» INSTRUCTION
Copy out all lines of the records in which the word "Virtual" appears.

» THE RECORDS

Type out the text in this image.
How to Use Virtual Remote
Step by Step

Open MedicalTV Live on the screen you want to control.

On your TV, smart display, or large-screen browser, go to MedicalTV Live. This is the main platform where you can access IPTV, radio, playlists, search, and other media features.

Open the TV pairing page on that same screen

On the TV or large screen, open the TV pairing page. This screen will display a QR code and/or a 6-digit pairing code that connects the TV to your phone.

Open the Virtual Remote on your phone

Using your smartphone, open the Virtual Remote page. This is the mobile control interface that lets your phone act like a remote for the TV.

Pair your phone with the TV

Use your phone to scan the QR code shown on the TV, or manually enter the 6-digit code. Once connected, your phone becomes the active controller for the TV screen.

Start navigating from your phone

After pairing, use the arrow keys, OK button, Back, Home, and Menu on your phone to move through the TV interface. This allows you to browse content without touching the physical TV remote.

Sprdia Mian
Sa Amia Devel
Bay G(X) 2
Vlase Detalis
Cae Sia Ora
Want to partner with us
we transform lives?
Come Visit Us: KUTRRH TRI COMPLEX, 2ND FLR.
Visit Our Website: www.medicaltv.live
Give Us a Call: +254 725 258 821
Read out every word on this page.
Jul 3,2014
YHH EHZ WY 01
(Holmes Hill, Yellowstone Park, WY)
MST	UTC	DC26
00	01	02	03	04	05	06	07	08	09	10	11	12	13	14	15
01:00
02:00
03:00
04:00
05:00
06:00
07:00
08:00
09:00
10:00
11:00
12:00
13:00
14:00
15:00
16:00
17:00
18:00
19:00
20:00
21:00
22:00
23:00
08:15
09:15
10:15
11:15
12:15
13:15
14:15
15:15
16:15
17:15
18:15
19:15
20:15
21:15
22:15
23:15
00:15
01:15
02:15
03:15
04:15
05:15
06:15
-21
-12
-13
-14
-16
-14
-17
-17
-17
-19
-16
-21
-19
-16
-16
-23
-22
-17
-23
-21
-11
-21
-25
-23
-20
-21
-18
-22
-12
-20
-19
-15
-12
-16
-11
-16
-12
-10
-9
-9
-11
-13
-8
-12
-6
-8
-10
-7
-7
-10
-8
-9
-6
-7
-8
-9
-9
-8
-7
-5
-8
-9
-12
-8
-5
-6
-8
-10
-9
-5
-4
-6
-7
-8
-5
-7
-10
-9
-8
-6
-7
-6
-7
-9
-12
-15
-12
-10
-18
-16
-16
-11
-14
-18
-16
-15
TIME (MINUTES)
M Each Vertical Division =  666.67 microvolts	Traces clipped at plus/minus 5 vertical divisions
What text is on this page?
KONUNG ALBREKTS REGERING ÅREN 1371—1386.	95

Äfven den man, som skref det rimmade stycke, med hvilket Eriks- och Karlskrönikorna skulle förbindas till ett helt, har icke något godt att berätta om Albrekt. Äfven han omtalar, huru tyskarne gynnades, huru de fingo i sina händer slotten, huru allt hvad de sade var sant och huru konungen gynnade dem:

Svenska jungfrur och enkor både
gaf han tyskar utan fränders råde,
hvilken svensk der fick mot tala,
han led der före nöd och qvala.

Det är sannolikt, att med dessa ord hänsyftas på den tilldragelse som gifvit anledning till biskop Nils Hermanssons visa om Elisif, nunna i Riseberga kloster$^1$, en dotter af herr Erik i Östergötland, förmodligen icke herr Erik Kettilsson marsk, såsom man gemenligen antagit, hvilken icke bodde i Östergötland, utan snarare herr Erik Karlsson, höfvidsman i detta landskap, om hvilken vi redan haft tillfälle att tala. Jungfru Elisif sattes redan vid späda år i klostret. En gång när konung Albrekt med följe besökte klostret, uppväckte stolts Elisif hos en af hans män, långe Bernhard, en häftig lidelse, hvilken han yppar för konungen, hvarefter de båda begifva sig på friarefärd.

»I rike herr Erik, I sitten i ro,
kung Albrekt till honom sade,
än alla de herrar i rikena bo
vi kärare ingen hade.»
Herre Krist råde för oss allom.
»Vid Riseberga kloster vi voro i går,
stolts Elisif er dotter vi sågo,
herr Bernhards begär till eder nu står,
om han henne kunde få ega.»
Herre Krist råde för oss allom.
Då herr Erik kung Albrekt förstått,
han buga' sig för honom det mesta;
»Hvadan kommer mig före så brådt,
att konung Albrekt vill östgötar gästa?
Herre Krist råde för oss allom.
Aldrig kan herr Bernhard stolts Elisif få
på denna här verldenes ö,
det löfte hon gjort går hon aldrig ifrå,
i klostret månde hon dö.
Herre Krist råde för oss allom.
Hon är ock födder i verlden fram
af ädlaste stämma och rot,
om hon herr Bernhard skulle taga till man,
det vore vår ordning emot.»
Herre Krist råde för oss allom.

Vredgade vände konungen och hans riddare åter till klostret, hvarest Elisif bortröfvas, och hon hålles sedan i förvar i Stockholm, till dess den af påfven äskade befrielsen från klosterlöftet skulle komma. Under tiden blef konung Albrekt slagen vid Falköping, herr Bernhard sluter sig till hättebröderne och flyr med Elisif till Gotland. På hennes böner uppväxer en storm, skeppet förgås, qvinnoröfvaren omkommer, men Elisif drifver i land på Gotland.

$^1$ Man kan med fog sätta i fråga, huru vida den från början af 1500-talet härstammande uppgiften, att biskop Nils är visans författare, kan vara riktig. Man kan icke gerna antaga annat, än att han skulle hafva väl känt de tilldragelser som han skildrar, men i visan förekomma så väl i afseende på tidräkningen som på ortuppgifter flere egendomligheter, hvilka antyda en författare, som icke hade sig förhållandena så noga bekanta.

» SOLUTION FOR THIS TASK
How to Use Virtual Remote
Open the Virtual Remote on your phone
Using your smartphone, open the Virtual Remote page. This is the mobile control interface that lets your phone act like a remote for the TV.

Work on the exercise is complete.